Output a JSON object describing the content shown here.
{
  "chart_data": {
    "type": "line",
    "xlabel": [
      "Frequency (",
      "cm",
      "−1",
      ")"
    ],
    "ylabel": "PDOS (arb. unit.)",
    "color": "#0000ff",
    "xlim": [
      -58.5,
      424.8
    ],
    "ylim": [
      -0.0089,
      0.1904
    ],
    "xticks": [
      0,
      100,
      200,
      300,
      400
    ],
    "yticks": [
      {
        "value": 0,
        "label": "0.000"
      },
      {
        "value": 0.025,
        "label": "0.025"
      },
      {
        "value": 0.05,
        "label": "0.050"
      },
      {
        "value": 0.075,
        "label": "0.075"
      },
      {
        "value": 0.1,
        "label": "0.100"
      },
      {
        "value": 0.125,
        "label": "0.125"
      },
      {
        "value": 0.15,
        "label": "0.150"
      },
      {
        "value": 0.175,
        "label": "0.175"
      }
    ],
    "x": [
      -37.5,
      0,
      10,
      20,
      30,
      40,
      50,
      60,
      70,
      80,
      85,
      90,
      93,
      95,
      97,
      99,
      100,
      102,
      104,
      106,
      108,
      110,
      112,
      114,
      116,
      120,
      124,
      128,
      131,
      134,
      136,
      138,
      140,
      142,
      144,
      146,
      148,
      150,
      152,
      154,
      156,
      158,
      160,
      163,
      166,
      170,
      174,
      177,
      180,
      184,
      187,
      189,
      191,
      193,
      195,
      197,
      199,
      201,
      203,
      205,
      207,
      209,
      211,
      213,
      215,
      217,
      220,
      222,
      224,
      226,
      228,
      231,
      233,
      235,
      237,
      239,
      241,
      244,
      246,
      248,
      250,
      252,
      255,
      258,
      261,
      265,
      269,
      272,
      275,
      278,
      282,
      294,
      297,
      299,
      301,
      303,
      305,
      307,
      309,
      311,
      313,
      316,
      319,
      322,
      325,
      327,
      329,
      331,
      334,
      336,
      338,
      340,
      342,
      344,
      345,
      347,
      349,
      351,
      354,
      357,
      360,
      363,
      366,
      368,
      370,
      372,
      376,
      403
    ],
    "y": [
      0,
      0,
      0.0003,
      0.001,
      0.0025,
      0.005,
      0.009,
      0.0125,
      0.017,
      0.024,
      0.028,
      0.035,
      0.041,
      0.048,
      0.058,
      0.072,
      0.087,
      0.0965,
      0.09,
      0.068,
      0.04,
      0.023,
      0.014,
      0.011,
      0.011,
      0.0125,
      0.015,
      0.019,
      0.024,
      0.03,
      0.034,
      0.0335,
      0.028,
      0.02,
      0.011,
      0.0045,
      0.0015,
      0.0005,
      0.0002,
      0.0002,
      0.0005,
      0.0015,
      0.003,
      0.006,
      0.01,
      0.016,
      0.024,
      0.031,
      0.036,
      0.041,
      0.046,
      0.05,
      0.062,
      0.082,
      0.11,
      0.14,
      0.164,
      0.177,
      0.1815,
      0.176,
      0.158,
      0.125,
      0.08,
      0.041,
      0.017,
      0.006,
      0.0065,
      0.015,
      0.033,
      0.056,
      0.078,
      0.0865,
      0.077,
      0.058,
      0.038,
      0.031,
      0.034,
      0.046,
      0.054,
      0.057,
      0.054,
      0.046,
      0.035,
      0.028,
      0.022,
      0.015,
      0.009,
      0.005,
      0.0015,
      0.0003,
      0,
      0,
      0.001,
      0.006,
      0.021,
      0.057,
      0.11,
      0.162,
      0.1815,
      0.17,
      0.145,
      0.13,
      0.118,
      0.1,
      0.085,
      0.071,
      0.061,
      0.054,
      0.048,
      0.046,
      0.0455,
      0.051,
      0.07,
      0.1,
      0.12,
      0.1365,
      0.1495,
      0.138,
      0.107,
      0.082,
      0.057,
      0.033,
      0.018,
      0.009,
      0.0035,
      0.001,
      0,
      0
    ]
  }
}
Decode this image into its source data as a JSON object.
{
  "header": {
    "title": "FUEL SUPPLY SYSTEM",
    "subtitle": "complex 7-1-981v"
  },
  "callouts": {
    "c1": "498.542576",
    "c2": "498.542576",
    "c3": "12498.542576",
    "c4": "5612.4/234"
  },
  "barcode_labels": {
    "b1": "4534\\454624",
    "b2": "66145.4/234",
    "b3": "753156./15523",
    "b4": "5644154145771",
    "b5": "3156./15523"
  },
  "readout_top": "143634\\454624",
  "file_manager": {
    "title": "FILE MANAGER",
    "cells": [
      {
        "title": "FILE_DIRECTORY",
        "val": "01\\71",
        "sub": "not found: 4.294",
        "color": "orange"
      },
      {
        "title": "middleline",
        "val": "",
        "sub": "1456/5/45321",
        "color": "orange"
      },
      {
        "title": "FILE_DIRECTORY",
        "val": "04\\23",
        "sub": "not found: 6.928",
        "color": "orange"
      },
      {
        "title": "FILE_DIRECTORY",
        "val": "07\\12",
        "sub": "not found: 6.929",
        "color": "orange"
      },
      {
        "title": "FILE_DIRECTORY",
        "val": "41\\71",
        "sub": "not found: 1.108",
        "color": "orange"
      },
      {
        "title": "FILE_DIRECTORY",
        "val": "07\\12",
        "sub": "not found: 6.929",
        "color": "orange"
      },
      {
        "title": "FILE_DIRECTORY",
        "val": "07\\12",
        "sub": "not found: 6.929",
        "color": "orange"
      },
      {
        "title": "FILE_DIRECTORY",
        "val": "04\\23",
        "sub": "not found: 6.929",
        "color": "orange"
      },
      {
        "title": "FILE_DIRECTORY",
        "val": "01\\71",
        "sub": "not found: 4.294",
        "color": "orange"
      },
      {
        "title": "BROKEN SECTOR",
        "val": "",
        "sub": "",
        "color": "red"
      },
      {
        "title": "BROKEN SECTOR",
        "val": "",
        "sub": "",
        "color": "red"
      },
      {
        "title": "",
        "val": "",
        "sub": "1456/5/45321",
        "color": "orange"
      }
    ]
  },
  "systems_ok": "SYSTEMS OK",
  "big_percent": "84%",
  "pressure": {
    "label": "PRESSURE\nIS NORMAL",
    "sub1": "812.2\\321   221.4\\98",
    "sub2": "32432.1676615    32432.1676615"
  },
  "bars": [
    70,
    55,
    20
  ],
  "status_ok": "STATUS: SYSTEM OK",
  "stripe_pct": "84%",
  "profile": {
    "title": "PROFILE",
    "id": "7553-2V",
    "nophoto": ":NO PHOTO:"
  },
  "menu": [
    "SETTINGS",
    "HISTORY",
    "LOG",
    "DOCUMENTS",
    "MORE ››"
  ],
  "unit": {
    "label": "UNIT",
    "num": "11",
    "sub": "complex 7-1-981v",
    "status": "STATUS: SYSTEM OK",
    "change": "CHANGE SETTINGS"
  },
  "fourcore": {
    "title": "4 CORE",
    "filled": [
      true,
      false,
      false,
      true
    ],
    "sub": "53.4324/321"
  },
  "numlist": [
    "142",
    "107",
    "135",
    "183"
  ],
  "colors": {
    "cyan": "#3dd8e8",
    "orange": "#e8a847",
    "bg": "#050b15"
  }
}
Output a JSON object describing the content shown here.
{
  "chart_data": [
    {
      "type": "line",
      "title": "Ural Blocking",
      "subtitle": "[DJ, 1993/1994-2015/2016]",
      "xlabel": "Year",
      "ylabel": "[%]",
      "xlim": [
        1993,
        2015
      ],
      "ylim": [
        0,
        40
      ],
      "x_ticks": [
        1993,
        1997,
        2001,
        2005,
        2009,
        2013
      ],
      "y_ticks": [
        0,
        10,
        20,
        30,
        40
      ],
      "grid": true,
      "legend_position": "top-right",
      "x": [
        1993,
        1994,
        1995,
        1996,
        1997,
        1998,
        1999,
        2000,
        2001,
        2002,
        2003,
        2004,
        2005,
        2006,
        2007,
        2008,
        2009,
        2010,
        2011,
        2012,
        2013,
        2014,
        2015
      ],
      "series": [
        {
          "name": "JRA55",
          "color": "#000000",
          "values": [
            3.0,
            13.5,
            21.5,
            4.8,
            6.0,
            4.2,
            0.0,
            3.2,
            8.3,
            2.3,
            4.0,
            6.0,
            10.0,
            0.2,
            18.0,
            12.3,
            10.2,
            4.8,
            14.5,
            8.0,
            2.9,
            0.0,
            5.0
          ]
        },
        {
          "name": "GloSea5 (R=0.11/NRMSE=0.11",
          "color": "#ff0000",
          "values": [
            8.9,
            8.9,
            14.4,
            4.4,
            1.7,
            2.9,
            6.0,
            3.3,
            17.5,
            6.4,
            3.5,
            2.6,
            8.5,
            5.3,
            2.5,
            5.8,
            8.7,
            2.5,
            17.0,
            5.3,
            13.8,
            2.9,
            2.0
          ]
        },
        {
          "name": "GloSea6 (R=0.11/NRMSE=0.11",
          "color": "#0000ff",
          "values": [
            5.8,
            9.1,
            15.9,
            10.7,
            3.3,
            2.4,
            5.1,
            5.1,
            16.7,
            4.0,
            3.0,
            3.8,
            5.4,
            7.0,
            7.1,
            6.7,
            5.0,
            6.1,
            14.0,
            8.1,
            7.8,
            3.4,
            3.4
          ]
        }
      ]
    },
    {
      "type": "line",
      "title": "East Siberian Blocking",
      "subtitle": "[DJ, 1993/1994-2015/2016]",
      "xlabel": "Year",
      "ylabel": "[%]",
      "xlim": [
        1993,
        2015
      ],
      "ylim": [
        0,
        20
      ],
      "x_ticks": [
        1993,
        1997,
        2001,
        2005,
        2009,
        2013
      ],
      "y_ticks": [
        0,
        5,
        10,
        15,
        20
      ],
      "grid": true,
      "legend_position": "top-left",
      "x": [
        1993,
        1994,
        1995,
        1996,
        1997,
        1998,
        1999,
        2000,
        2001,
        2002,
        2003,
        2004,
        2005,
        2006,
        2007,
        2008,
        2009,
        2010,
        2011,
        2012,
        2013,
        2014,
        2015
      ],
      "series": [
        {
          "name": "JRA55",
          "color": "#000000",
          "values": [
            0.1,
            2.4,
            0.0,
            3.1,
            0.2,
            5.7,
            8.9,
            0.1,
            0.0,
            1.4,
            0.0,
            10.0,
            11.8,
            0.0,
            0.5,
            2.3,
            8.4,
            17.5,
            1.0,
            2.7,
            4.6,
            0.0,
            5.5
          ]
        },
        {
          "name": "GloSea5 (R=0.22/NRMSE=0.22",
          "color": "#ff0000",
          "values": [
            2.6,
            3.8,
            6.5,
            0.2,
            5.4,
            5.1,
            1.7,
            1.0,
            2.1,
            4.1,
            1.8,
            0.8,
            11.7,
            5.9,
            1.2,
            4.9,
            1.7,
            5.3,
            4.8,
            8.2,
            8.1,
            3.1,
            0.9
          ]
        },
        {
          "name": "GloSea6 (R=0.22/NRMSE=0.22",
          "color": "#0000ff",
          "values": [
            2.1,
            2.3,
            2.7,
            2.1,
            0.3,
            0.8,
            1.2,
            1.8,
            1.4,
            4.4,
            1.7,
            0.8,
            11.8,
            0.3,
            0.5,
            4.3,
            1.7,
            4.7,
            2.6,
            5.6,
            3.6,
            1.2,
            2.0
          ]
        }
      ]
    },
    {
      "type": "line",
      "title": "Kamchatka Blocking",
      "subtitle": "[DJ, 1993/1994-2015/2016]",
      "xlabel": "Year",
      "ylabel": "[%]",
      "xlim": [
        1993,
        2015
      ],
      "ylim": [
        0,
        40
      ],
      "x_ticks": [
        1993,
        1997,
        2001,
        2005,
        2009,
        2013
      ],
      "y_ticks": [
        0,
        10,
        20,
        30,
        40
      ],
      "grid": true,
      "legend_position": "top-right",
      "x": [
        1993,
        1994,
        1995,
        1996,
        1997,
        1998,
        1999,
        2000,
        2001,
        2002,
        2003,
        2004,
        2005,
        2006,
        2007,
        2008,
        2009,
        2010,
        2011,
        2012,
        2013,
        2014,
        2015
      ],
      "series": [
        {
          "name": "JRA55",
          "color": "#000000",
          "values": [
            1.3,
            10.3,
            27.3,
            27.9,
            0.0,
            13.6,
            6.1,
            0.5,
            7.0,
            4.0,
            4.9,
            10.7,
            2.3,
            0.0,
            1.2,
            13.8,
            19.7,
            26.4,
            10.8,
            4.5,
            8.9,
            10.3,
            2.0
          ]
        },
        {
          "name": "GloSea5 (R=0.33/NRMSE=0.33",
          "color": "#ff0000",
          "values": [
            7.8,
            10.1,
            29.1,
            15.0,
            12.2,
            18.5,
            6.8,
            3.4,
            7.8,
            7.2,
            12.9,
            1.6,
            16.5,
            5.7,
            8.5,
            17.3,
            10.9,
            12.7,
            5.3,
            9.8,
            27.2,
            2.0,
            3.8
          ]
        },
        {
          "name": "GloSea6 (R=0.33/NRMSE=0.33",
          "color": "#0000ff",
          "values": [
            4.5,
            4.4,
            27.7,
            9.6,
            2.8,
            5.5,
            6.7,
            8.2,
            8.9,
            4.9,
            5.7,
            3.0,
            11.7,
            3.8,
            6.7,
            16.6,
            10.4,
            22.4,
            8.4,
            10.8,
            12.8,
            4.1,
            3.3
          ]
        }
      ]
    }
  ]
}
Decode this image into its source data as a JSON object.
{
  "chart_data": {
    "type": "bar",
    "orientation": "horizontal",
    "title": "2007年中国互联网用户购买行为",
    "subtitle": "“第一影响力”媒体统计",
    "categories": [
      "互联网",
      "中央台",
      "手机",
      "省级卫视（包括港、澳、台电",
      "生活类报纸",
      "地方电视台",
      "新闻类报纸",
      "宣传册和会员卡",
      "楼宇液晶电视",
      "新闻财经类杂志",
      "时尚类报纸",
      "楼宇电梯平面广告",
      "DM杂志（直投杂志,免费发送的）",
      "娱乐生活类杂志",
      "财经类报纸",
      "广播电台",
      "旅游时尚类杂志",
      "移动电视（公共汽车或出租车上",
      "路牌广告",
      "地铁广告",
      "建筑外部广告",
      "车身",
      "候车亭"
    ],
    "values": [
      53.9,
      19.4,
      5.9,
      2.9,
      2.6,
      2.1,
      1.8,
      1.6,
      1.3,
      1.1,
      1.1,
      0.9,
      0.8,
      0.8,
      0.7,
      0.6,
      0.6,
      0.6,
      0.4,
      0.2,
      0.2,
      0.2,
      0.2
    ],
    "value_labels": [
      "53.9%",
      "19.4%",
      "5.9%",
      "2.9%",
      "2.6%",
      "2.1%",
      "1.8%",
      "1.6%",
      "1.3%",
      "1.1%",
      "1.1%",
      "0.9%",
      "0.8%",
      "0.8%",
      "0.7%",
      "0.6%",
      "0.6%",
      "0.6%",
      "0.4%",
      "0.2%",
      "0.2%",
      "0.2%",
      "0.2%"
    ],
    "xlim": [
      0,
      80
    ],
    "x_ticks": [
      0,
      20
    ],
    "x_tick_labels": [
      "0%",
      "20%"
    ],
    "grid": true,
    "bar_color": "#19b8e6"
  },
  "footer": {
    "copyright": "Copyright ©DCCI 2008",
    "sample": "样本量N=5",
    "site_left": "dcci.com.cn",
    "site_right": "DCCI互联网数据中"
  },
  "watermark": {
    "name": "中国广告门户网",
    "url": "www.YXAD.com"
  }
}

━━━━━━━━━━━━━━━━

» CHALLENGE:
Show all lines in the entries above where the string "complex" appears.

» OUTPUT FOR THIS TASK:
    "subtitle": "complex 7-1-981v"
    "sub": "complex 7-1-981v",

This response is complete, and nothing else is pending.